> GIVEN EXERCISE:
Review the material and extract every line in which the word "screenshot" occurs.

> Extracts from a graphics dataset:

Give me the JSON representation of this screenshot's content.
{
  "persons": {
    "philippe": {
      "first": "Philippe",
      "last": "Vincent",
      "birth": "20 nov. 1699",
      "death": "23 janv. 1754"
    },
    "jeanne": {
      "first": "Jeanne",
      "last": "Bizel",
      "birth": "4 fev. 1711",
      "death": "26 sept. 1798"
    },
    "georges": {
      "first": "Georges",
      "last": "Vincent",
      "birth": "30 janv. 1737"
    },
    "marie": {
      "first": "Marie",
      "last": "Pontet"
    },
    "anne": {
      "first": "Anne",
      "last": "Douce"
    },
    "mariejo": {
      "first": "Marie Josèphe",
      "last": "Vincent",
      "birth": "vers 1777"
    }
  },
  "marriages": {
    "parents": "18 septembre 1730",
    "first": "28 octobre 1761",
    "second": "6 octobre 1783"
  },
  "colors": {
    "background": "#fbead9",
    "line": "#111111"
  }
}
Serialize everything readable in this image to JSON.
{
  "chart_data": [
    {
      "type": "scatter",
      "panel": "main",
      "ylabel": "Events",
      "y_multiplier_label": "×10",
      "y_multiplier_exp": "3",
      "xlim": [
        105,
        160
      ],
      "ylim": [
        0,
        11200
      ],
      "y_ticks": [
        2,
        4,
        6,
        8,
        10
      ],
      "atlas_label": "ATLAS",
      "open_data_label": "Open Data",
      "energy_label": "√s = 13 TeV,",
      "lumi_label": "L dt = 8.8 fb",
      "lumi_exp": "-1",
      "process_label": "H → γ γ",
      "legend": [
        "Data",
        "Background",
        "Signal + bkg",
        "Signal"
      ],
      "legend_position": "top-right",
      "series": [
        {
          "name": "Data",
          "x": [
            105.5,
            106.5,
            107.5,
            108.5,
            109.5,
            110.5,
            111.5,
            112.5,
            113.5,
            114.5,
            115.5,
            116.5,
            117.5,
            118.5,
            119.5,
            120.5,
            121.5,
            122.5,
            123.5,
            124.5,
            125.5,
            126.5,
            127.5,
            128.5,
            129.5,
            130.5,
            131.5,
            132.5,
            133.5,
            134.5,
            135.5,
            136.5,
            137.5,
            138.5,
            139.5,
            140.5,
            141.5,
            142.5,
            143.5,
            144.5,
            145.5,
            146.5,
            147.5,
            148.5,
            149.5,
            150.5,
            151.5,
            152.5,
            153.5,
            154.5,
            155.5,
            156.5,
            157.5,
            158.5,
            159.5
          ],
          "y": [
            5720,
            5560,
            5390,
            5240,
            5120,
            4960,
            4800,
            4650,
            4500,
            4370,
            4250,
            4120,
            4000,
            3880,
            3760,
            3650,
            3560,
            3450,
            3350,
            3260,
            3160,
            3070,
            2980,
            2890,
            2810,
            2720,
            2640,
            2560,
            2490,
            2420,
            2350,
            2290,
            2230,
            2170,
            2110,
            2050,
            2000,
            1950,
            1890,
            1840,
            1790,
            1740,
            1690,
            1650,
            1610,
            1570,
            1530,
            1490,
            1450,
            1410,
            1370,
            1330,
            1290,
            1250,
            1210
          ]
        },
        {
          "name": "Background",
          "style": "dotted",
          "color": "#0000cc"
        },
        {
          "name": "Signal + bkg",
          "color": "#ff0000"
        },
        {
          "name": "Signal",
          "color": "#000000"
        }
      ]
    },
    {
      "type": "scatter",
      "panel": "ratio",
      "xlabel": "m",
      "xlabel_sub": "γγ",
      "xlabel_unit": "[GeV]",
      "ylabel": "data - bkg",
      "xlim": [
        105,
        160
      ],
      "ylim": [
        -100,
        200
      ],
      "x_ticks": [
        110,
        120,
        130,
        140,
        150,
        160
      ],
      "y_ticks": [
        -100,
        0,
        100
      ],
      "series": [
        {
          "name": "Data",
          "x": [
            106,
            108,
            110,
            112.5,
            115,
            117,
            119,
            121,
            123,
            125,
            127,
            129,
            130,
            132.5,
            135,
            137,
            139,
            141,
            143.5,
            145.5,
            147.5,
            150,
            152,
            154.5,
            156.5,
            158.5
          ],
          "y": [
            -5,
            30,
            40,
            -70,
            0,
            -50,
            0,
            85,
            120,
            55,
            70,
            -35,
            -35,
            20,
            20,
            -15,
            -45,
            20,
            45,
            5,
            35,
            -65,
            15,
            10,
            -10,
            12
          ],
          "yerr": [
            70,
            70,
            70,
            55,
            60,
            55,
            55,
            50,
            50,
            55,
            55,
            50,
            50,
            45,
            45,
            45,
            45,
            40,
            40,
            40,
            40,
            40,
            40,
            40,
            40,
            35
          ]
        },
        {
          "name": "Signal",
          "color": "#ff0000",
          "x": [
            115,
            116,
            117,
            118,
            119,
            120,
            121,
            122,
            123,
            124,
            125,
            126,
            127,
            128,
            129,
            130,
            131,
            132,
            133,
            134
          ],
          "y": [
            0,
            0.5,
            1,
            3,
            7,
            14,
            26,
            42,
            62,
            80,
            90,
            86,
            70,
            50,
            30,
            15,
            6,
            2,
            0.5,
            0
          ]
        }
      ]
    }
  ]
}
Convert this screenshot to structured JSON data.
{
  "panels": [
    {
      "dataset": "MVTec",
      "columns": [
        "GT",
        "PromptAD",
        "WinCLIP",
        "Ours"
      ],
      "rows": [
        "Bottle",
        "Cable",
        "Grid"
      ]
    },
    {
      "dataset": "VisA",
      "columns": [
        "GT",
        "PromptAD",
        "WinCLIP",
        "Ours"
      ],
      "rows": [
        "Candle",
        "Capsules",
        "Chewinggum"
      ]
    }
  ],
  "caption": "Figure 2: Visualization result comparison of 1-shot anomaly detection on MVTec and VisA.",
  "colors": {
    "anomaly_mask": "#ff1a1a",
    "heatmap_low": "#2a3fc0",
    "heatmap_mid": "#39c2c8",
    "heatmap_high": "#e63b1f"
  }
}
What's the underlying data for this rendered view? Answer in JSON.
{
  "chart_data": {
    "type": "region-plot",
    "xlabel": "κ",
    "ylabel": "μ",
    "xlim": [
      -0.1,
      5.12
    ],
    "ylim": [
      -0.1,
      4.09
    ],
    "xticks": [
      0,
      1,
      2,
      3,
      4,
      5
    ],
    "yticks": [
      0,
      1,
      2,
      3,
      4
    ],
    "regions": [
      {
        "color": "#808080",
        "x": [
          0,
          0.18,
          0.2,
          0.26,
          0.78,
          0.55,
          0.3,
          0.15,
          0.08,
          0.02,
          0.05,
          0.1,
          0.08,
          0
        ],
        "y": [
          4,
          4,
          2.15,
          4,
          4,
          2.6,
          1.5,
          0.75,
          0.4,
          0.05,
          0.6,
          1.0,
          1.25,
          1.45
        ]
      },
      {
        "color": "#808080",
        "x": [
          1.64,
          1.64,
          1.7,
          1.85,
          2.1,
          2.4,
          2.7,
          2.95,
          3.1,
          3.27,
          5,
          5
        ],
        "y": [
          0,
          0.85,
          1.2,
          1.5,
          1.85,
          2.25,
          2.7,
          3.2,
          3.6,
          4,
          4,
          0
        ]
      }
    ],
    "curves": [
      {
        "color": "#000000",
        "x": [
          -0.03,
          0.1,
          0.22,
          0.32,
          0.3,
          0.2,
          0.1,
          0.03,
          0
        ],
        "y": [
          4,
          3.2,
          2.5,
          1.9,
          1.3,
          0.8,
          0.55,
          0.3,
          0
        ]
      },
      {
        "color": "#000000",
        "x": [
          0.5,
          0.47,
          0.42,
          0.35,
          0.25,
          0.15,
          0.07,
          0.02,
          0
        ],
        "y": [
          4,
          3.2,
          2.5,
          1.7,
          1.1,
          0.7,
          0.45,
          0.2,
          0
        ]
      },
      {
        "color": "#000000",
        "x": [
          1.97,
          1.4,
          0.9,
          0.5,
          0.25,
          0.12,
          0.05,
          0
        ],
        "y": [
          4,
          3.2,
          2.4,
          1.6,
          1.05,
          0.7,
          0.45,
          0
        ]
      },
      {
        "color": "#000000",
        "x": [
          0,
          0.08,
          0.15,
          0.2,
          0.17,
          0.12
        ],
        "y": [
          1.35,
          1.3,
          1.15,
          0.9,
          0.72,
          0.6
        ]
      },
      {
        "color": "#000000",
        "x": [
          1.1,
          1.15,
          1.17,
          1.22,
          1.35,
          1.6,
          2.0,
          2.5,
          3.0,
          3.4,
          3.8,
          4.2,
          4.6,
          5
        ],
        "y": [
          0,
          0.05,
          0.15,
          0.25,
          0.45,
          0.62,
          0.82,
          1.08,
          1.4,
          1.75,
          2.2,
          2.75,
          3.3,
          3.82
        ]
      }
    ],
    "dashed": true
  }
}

> THE ANSWER:
Give me the JSON representation of this screenshot's content.
Convert this screenshot to structured JSON data.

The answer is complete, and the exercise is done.